Start Record list

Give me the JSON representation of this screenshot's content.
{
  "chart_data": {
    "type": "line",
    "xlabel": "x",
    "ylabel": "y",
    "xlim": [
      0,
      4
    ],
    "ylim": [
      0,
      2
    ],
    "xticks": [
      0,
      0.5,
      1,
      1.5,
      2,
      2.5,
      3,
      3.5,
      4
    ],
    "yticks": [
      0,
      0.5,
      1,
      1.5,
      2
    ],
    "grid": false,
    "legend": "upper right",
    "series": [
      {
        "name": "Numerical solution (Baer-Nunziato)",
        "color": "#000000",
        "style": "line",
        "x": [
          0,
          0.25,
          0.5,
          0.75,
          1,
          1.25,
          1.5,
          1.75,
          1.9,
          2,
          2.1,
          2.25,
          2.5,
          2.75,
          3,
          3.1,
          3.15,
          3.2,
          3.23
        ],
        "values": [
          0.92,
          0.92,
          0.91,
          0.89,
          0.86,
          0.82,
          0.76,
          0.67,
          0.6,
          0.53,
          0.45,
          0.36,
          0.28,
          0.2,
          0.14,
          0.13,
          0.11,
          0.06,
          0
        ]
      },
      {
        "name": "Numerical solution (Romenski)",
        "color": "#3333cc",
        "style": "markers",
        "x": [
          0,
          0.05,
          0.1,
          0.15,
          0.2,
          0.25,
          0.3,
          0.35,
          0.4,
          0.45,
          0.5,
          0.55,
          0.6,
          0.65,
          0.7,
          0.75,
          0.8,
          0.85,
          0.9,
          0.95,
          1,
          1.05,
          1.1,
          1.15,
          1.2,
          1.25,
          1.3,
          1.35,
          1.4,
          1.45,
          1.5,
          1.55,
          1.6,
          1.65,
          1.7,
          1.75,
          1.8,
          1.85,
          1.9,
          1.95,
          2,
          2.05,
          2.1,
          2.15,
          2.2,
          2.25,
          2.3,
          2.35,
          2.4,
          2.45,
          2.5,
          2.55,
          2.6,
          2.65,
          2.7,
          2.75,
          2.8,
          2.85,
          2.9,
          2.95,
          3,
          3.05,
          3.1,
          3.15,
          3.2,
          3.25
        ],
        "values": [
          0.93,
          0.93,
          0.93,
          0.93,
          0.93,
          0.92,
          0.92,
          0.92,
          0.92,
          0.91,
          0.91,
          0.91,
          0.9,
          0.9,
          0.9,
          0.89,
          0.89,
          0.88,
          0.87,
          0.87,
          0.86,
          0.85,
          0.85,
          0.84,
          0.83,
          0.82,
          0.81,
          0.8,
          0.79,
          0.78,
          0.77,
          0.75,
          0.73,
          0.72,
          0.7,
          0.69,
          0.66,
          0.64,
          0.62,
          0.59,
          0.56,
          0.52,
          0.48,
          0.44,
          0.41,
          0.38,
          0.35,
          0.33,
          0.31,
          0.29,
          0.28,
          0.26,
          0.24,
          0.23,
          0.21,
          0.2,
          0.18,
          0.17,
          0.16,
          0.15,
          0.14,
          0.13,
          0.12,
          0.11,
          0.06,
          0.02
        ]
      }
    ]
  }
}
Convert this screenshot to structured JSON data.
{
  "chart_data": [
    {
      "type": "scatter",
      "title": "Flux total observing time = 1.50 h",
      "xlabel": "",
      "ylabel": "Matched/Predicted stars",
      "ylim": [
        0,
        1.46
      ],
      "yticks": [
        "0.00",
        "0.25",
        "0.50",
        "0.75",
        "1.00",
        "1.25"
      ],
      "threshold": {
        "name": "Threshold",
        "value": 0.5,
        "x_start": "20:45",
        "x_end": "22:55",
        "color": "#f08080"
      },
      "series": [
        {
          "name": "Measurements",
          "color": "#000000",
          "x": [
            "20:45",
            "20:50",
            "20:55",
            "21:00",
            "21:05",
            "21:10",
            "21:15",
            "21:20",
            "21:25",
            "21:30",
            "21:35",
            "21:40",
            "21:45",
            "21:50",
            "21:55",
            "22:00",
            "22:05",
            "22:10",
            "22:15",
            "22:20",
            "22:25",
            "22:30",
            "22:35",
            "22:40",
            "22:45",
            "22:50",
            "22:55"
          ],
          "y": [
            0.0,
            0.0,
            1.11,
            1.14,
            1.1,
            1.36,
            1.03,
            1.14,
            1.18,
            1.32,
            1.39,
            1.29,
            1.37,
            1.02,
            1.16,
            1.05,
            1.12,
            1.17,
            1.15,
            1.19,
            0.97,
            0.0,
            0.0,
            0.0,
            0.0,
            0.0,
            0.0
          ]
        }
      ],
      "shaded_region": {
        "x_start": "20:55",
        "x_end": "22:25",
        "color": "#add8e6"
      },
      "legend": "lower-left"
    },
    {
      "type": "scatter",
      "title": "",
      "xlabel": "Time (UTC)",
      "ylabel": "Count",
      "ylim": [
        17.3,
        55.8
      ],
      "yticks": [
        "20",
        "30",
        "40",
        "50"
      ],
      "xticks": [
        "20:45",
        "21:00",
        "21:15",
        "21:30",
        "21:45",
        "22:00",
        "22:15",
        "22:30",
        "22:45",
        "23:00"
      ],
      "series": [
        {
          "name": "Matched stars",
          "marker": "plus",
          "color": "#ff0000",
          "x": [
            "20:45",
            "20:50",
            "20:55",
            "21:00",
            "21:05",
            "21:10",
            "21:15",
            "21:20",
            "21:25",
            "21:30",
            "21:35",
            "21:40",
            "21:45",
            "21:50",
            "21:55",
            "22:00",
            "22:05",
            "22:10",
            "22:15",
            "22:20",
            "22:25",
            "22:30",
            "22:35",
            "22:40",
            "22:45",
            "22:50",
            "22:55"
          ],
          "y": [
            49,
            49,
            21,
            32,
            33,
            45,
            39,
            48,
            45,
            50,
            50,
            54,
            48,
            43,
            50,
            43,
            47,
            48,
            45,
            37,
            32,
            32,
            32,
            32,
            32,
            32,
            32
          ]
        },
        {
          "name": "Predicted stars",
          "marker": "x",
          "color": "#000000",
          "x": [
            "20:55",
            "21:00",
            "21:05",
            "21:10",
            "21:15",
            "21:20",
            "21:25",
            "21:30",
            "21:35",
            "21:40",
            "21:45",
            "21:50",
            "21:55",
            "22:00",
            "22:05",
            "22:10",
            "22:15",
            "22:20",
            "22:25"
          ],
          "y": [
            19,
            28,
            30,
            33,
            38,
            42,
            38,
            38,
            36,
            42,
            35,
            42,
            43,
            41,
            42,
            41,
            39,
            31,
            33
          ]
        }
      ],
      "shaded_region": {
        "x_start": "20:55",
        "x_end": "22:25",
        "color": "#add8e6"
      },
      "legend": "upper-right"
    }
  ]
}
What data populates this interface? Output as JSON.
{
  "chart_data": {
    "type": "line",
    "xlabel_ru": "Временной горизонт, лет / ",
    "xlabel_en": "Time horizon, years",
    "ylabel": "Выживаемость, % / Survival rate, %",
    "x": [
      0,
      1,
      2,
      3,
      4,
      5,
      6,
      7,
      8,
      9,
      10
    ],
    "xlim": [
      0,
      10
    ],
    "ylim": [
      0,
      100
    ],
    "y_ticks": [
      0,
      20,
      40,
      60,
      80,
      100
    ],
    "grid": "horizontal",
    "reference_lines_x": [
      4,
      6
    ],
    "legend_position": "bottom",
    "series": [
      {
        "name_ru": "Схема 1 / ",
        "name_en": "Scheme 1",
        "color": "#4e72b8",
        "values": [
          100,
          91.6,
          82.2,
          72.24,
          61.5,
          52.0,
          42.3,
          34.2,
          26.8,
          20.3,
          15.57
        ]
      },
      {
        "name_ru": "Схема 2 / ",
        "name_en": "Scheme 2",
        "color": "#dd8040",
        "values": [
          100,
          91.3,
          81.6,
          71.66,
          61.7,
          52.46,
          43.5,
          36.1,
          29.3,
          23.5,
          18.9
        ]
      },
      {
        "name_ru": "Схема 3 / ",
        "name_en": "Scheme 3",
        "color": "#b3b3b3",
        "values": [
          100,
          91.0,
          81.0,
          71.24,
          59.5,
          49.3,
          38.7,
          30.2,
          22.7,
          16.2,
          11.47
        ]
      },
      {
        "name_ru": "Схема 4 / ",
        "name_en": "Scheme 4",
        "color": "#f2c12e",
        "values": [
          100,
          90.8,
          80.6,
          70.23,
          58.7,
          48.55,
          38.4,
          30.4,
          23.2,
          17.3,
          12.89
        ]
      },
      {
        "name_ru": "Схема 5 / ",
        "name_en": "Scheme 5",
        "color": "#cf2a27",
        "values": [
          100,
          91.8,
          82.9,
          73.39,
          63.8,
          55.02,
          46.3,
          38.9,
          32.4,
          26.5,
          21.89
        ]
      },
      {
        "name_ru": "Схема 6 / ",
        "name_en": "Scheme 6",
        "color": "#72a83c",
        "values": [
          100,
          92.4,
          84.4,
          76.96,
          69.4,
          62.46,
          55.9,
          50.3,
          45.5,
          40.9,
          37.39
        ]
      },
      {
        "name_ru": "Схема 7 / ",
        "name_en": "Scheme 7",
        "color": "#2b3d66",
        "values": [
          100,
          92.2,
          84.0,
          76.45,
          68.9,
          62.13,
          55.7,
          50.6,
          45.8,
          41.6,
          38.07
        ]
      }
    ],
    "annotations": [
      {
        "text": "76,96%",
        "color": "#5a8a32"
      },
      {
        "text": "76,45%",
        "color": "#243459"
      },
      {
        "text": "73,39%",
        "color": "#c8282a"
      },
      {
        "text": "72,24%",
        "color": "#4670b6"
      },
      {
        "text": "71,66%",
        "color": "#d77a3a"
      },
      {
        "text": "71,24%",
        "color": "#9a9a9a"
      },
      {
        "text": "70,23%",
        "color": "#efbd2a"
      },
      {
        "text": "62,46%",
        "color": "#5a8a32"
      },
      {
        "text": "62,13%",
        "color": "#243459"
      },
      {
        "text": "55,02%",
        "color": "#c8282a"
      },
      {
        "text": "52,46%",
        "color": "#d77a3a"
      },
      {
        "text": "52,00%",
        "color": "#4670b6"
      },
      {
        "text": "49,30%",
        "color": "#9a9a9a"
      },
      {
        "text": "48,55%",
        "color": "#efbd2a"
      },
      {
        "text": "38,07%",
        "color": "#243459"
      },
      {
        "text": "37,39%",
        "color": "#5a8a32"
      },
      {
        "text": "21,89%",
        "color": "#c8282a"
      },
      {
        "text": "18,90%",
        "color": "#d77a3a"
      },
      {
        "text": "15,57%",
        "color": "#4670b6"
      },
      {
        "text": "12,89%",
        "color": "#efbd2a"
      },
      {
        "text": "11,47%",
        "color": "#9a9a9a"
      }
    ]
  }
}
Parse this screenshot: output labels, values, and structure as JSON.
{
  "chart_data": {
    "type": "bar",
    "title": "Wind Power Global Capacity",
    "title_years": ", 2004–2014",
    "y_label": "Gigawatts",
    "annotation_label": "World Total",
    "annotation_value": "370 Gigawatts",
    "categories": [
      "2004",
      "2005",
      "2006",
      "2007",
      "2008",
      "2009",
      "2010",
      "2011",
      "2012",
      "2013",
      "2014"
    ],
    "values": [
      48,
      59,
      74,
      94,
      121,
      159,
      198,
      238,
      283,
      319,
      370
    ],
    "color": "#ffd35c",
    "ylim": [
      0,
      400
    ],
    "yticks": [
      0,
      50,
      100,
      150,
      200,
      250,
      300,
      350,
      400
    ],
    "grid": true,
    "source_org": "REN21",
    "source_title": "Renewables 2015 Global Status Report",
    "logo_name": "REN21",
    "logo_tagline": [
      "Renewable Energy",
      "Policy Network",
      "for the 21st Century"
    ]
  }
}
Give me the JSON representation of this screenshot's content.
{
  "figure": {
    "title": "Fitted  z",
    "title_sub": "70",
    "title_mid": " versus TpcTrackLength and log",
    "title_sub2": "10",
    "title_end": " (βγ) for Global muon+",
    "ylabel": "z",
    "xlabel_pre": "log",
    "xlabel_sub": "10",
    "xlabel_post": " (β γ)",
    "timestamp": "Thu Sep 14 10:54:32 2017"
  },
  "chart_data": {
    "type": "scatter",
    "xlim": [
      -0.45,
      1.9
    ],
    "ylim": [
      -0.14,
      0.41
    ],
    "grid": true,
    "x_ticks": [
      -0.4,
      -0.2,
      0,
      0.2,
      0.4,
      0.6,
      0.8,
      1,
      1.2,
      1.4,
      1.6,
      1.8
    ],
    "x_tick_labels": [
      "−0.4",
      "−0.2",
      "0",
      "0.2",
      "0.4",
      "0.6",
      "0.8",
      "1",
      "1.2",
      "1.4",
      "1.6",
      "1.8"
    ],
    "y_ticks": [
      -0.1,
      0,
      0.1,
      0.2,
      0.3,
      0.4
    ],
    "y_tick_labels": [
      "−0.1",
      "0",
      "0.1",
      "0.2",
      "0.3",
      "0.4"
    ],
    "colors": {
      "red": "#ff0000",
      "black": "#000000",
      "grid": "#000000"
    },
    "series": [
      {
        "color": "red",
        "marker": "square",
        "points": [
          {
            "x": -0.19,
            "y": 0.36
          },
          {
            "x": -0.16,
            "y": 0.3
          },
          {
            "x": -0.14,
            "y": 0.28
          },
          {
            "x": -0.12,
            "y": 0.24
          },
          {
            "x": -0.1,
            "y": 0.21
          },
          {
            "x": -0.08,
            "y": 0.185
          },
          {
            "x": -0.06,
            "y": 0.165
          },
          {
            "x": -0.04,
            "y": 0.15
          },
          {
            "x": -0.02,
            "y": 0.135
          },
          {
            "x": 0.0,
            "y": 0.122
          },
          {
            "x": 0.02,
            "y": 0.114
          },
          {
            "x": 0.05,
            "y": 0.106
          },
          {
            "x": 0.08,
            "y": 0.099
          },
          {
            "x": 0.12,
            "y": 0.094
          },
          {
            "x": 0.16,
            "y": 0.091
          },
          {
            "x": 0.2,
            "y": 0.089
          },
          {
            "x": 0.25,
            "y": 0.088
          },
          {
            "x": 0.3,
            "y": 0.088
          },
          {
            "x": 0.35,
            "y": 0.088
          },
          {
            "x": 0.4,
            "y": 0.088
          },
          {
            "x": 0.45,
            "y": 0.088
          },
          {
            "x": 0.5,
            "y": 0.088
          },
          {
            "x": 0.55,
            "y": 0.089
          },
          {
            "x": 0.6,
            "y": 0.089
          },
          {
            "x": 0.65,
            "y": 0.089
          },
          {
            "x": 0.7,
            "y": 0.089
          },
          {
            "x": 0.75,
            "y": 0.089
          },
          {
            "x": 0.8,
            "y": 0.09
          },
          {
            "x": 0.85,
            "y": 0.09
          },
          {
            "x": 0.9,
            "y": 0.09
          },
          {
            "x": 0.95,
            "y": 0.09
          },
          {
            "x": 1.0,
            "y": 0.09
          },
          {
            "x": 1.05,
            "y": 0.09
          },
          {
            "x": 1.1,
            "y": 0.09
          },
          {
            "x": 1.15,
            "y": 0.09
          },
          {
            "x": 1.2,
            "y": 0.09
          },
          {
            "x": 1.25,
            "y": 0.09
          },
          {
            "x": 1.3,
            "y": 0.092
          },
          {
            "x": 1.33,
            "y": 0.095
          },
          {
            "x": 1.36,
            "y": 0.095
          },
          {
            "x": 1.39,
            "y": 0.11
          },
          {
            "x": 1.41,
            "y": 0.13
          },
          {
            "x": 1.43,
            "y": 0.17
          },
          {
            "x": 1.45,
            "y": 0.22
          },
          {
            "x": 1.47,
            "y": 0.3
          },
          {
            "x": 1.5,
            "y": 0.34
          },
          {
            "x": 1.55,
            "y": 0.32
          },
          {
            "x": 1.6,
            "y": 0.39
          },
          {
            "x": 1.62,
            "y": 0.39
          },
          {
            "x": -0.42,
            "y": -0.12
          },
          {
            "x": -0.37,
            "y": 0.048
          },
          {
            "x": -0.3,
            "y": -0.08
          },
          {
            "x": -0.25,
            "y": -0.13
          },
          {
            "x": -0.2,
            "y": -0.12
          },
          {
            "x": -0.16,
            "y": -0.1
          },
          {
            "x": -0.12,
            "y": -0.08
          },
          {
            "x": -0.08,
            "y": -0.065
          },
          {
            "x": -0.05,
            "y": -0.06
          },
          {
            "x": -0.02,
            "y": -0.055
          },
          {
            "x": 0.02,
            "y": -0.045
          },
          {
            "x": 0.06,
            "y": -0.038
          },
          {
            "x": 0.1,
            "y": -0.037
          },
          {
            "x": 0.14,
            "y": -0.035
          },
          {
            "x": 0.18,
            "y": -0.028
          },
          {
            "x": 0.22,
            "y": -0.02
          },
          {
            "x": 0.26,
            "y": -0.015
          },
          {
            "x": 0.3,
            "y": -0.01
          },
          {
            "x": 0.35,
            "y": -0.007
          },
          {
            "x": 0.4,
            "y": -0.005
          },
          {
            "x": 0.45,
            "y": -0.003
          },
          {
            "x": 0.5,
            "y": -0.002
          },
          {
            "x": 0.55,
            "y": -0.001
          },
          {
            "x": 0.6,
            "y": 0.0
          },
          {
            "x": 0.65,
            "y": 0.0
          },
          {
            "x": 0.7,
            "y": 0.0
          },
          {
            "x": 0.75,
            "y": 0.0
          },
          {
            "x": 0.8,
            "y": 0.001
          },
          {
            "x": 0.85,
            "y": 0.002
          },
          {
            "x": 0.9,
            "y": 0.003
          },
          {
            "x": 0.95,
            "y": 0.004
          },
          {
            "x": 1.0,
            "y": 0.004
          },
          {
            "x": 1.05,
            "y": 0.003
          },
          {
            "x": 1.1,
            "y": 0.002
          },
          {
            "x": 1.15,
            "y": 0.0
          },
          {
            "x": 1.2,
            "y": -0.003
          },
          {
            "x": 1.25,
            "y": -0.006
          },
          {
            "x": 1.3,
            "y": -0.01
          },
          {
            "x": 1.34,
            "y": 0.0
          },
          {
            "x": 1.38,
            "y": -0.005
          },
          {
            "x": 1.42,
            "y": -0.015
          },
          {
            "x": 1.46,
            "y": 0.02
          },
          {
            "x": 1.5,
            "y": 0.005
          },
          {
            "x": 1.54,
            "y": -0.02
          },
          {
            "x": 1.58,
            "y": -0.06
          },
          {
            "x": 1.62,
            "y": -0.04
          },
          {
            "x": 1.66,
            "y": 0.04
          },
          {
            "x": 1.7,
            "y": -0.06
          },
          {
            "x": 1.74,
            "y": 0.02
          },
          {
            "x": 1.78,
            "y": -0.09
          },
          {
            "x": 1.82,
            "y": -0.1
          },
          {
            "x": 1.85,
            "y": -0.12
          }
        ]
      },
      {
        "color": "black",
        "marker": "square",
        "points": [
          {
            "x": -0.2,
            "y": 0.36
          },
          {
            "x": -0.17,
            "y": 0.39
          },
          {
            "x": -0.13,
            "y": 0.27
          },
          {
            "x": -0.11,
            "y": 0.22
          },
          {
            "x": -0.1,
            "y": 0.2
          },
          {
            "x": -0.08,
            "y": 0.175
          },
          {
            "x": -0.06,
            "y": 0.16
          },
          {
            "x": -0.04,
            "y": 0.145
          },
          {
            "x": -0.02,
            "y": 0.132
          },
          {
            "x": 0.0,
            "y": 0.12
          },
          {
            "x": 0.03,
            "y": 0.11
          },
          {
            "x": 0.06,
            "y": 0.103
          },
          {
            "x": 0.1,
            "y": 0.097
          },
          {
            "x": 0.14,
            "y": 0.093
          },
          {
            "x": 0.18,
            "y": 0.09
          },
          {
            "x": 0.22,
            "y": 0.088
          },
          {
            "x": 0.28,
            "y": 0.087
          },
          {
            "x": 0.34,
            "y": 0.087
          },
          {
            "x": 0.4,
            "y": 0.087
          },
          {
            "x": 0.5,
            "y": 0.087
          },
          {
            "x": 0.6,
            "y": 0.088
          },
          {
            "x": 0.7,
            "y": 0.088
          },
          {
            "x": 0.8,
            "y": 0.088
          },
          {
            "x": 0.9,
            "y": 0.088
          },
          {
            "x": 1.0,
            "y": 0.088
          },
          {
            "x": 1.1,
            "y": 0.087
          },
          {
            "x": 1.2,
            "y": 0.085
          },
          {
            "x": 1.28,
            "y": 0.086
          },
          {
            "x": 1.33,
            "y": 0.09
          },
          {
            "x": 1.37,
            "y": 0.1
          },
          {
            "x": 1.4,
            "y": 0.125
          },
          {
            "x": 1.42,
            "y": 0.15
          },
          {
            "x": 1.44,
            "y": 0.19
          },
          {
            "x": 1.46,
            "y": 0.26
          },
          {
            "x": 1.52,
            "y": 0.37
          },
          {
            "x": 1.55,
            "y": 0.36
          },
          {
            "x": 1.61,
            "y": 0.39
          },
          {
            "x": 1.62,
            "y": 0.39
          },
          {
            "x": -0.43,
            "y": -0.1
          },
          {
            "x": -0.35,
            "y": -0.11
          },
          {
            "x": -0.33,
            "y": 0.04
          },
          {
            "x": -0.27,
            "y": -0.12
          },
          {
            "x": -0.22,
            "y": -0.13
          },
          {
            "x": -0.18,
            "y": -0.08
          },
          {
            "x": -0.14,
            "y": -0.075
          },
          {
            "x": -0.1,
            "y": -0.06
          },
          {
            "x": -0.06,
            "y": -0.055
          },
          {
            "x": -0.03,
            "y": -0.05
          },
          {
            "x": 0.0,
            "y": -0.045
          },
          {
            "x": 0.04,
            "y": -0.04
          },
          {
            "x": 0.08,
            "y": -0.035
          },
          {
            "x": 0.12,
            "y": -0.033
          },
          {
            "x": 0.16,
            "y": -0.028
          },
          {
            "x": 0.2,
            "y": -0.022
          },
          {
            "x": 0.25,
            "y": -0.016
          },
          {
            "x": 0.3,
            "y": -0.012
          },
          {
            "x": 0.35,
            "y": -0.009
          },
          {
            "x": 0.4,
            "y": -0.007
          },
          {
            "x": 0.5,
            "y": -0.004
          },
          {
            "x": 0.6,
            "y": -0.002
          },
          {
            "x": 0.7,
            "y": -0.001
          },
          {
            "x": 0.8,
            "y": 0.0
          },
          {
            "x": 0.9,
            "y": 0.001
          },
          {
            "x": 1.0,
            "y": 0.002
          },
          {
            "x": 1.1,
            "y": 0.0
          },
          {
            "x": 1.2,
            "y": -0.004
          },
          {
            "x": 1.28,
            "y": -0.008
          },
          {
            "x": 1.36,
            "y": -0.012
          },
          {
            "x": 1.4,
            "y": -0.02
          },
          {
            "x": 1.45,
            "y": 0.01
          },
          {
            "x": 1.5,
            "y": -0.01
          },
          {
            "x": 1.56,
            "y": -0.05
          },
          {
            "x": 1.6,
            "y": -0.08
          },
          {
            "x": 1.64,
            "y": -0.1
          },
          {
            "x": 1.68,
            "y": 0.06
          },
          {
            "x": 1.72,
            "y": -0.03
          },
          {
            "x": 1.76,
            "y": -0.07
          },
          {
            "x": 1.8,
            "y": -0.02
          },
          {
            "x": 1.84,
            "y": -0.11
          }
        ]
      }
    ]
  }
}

End Record list

Pick out the lines above containing the word "JSON", then copy them.

Give me the JSON representation of this screenshot's content.
Convert this screenshot to structured JSON data.
What data populates this interface? Output as JSON.
Parse this screenshot: output labels, values, and structure as JSON.
Give me the JSON representation of this screenshot's content.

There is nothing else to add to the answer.